▶ [Exercise task] Extract the line that contains "Convert this screenshot" and every line after it to the end of the records below, exactly as written and nothing else.

▶ [Records to process]
(begin)
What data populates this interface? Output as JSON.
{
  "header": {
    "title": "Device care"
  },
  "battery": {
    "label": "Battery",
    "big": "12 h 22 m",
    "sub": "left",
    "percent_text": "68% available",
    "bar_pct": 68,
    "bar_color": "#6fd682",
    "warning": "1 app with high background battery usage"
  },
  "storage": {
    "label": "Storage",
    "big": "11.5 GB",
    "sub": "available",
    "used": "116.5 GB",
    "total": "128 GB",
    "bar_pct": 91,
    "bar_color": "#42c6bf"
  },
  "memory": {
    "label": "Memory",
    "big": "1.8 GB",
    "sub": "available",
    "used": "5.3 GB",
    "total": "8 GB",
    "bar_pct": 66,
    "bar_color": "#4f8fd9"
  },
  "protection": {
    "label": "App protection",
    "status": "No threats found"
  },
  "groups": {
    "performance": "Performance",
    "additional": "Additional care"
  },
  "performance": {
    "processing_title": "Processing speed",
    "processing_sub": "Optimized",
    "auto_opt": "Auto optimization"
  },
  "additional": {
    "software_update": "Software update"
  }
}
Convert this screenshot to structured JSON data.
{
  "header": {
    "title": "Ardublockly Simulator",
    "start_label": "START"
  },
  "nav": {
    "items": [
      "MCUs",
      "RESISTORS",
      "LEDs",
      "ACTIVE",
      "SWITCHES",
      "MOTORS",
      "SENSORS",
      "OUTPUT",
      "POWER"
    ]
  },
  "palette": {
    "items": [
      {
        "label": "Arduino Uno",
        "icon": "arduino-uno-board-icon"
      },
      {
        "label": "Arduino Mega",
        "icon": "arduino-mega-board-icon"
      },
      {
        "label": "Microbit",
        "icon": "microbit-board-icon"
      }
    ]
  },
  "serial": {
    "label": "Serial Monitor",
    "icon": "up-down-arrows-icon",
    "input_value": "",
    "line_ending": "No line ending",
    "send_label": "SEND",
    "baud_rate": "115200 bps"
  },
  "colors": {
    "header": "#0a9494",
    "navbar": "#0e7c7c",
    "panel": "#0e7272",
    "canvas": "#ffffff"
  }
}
(end)
▶ [Solution to this task]
Convert this screenshot to structured JSON data.
{
  "header": {
    "title": "Ardublockly Simulator",
    "start_label": "START"
  },
  "nav": {
    "items": [
      "MCUs",
      "RESISTORS",
      "LEDs",
      "ACTIVE",
      "SWITCHES",
      "MOTORS",
      "SENSORS",
      "OUTPUT",
      "POWER"
    ]
  },
  "palette": {
    "items": [
      {
        "label": "Arduino Uno",
        "icon": "arduino-uno-board-icon"
      },
      {
        "label": "Arduino Mega",
        "icon": "arduino-mega-board-icon"
      },
      {
        "label": "Microbit",
        "icon": "microbit-board-icon"
      }
    ]
  },
  "serial": {
    "label": "Serial Monitor",
    "icon": "up-down-arrows-icon",
    "input_value": "",
    "line_ending": "No line ending",
    "send_label": "SEND",
    "baud_rate": "115200 bps"
  },
  "colors": {
    "header": "#0a9494",
    "navbar": "#0e7c7c",
    "panel": "#0e7272",
    "canvas": "#ffffff"
  }
}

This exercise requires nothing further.